> [Exercise instructions]: Copy the lines of the listing below word for word, from the line with "menu-item-settings[interactable]: Settings [0,269,283,316]" up to and including the line with "menu-label: Log Off [61,424,112,442]".

[Layout records]
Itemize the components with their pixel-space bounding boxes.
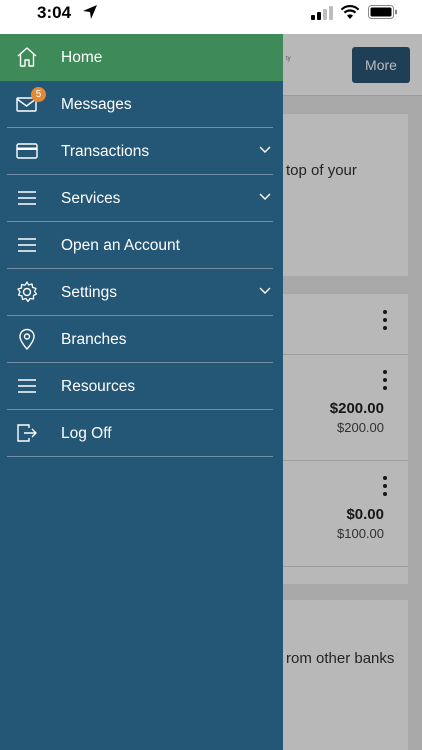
menu-item-settings[interactable]: Settings [0,269,283,316]
status-bar: 3:04 [0,0,422,34]
menu-label: Settings [61,283,118,301]
menu-label: Home [61,48,103,66]
menu-label: Services [61,189,121,207]
menu-item-open-account[interactable]: Open an Account [0,222,283,269]
chevron-down-icon [259,146,271,153]
menu-label: Open an Account [61,236,180,254]
list-icon [18,191,36,205]
unread-badge: 5 [31,87,46,102]
menu-label: Transactions [61,142,150,160]
menu-item-home[interactable]: Home [0,34,283,81]
menu-label: Log Off [61,424,112,442]
location-pin-icon [19,328,35,351]
list-icon [18,379,36,393]
menu-item-log-off[interactable]: Log Off [0,410,283,457]
status-time: 3:04 [37,3,72,22]
home-icon [17,47,37,67]
chevron-down-icon [259,287,271,294]
menu-item-branches[interactable]: Branches [0,316,283,363]
menu-label: Messages [61,95,132,113]
card-icon [16,143,38,159]
list-icon [18,238,36,252]
navigation-drawer: Home 5 Messages Transactions Services Op… [0,34,283,750]
wifi-icon [340,5,360,19]
menu-label: Branches [61,330,127,348]
menu-label: Resources [61,377,136,395]
location-arrow-icon [83,5,97,19]
cellular-signal-icon [311,6,333,20]
menu-item-transactions[interactable]: Transactions [0,128,283,175]
chevron-down-icon [259,193,271,200]
menu-item-services[interactable]: Services [0,175,283,222]
logout-icon [17,424,37,442]
divider [7,456,273,457]
menu-item-resources[interactable]: Resources [0,363,283,410]
battery-icon [368,5,397,19]
gear-icon [17,281,38,303]
menu-item-messages[interactable]: 5 Messages [0,81,283,128]
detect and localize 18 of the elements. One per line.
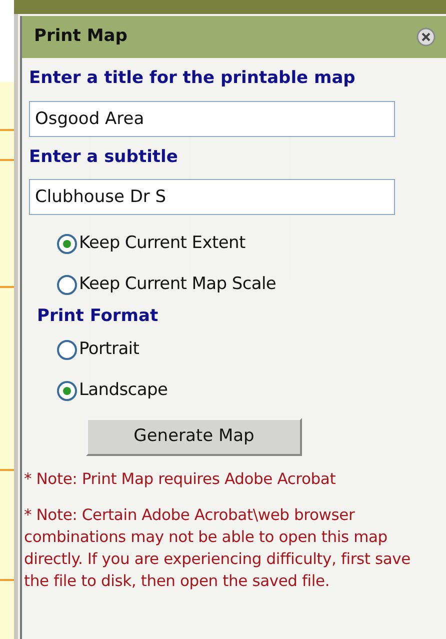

> [Reply]:
menu-item-settings[interactable]: Settings [0,269,283,316]
status-bar: 3:04 [0,0,422,34]
menu-label: Settings [61,283,118,301]
menu-label: Home [61,48,103,66]
menu-label: Services [61,189,121,207]
menu-item-open-account[interactable]: Open an Account [0,222,283,269]
chevron-down-icon [259,146,271,153]
menu-label: Open an Account [61,236,180,254]
list-icon [18,191,36,205]
unread-badge: 5 [31,87,46,102]
menu-label: Transactions [61,142,150,160]
menu-item-home[interactable]: Home [0,34,283,81]
menu-label: Log Off [61,424,112,442]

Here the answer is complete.